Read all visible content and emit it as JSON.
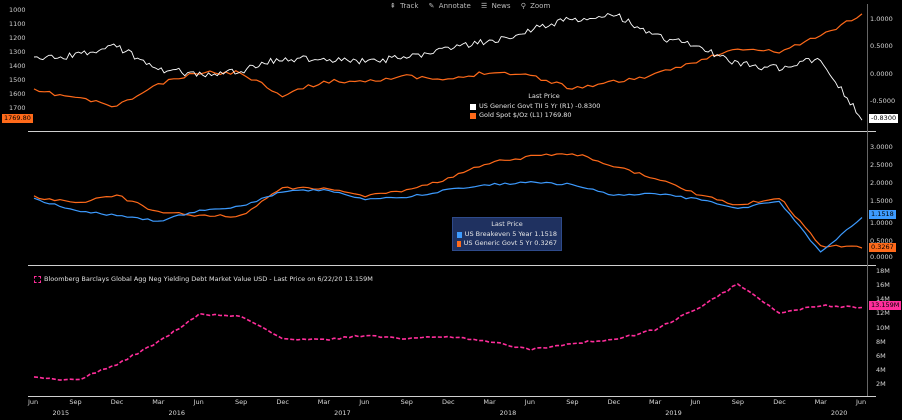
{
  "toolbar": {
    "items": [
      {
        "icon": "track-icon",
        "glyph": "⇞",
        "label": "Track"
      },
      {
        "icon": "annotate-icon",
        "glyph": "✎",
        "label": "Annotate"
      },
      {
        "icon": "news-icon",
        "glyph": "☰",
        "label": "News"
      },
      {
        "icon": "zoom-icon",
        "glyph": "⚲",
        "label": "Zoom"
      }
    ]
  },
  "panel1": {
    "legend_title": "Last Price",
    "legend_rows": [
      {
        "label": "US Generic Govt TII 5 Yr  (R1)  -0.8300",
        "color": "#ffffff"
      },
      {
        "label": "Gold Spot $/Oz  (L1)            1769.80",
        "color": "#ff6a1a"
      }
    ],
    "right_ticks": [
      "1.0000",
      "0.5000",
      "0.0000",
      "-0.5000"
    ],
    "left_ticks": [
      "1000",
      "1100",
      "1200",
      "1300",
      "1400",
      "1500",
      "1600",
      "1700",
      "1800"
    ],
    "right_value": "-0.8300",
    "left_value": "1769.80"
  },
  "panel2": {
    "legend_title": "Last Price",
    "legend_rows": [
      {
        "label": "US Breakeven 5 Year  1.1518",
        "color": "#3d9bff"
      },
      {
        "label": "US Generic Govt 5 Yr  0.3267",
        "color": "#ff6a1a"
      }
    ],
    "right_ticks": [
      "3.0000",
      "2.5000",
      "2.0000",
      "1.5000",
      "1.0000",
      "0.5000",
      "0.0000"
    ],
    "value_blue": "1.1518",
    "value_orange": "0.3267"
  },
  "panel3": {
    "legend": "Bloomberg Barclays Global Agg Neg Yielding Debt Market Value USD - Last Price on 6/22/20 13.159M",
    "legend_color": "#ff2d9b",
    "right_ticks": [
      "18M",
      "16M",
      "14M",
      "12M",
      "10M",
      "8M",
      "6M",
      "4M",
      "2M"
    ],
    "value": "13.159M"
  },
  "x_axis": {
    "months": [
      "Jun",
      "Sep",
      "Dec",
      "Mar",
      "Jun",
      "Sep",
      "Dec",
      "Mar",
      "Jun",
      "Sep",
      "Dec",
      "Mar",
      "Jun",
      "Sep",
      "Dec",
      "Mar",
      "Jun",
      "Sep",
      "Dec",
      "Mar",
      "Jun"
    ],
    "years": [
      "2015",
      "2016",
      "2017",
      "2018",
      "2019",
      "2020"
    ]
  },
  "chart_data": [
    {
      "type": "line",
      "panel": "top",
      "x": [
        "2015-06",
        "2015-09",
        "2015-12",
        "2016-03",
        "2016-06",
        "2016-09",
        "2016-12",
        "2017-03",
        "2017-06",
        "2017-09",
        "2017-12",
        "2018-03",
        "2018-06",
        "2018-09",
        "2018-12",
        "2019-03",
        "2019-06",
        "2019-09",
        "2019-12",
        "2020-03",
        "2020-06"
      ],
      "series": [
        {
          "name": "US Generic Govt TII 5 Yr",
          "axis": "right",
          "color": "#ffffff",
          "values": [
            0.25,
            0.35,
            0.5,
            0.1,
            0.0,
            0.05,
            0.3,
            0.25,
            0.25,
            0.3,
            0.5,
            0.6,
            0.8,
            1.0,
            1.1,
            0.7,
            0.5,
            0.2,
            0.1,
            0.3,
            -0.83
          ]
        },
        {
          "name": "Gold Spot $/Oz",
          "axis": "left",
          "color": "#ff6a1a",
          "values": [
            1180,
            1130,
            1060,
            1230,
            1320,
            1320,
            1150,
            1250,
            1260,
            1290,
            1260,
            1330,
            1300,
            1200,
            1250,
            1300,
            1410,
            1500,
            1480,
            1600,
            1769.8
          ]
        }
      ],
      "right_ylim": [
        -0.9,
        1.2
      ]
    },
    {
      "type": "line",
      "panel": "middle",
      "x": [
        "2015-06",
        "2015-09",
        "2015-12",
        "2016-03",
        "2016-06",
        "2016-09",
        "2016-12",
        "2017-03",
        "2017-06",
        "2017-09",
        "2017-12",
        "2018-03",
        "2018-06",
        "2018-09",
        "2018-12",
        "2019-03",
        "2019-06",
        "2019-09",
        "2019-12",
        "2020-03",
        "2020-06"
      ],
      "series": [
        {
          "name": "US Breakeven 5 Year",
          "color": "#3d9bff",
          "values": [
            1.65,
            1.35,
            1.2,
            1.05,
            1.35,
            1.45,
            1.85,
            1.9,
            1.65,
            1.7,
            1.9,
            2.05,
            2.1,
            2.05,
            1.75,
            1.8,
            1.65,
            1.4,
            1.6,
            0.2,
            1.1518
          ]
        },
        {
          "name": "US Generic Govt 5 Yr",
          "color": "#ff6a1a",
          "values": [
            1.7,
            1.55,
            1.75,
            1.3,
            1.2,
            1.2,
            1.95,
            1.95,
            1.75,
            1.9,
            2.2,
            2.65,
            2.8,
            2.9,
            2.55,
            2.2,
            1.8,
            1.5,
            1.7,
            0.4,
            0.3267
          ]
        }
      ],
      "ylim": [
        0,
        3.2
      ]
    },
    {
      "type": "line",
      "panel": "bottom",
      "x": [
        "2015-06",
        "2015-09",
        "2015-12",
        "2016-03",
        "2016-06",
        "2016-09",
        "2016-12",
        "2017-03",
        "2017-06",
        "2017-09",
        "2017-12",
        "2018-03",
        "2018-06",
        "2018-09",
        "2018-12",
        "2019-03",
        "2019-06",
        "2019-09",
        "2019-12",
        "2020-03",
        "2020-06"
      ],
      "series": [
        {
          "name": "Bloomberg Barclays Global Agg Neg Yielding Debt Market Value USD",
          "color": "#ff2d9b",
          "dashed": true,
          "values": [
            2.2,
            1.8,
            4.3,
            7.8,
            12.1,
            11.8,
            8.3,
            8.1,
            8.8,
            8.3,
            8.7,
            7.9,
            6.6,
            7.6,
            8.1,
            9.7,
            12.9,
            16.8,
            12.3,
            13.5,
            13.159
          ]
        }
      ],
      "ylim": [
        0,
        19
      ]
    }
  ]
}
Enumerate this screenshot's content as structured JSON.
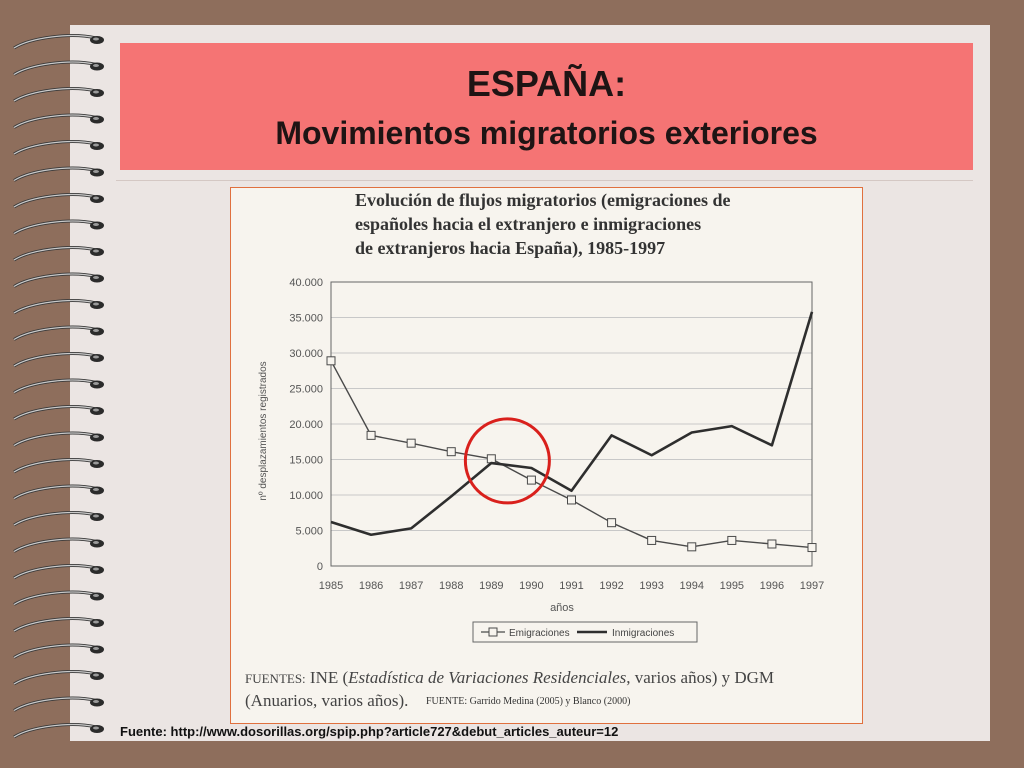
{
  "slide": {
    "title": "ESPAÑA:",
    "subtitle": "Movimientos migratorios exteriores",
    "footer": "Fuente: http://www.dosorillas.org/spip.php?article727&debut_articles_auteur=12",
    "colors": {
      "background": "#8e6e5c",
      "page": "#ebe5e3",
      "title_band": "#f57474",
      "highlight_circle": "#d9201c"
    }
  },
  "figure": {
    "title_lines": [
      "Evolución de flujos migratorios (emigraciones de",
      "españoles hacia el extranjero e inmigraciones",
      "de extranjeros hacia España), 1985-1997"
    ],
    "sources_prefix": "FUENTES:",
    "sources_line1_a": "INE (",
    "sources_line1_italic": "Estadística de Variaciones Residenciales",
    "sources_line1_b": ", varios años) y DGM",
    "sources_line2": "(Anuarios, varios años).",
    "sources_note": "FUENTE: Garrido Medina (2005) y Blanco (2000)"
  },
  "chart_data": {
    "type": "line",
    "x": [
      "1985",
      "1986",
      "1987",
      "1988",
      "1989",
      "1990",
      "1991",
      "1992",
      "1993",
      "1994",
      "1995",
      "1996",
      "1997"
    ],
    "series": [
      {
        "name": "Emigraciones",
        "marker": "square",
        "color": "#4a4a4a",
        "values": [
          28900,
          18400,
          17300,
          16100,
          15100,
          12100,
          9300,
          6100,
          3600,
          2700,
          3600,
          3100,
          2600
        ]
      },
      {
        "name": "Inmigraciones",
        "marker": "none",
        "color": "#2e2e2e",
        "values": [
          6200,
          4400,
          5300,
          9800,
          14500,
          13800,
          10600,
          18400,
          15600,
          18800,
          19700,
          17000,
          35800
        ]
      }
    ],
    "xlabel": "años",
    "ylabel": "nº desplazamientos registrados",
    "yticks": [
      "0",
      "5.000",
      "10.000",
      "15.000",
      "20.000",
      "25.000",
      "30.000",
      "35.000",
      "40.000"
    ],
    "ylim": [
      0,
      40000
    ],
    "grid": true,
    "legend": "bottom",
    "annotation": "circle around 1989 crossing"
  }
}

====

Respond with the number of lines containing "Global" and no additional words.

Output for this exercise: 2